● **SUPPLIED MATERIAL**
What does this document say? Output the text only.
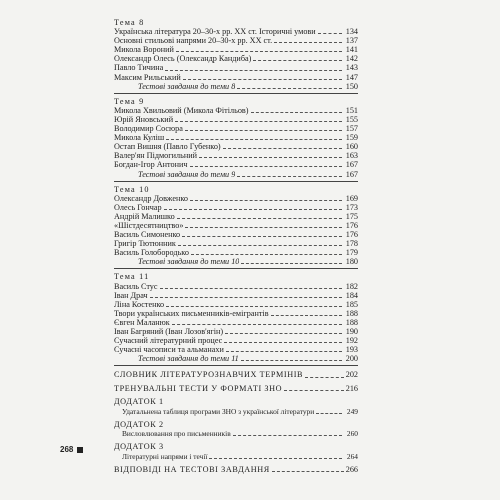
Тема 8
Українська література 20–30-х рр. XX ст. Історичні умови	134
Основні стильові напрями 20–30-х рр. XX ст.	137
Микола Вороний	141
Олександр Олесь (Олександр Кандиба)	142
Павло Тичина	143
Максим Рильський	147
Тестові завдання до теми 8	150
Тема 9
Микола Хвильовий (Микола Фітільов)	151
Юрій Яновський	155
Володимир Сосюра	157
Микола Куліш	159
Остап Вишня (Павло Губенко)	160
Валер'ян Підмогильний	163
Богдан-Ігор Антонич	167
Тестові завдання до теми 9	167
Тема 10
Олександр Довженко	169
Олесь Гончар	173
Андрій Малишко	175
«Шістдесятництво»	176
Василь Симоненко	176
Григір Тютюнник	178
Василь Голобородько	179
Тестові завдання до теми 10	180
Тема 11
Василь Стус	182
Іван Драч	184
Ліна Костенко	185
Твори українських письменників-емігрантів	188
Євген Маланюк	188
Іван Багряний (Іван Лозов'ягін)	190
Сучасний літературний процес	192
Сучасні часописи та альманахи	193
Тестові завдання до теми 11	200
СЛОВНИК ЛІТЕРАТУРОЗНАВЧИХ ТЕРМІНІВ	202
ТРЕНУВАЛЬНІ ТЕСТИ У ФОРМАТІ ЗНО	216
ДОДАТОК 1
Удатальнена таблиця програми ЗНО з української літератури	249
ДОДАТОК 2
Висловлювання про письменників	260
ДОДАТОК 3
Літературні напрями і течії	264
ВІДПОВІДІ НА ТЕСТОВІ ЗАВДАННЯ	266
268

● **TASK**
Lines containing the string "письменників" are to be selected and copied.

● **SOLUTION**
Твори українських письменників-емігрантів	188
Висловлювання про письменників	260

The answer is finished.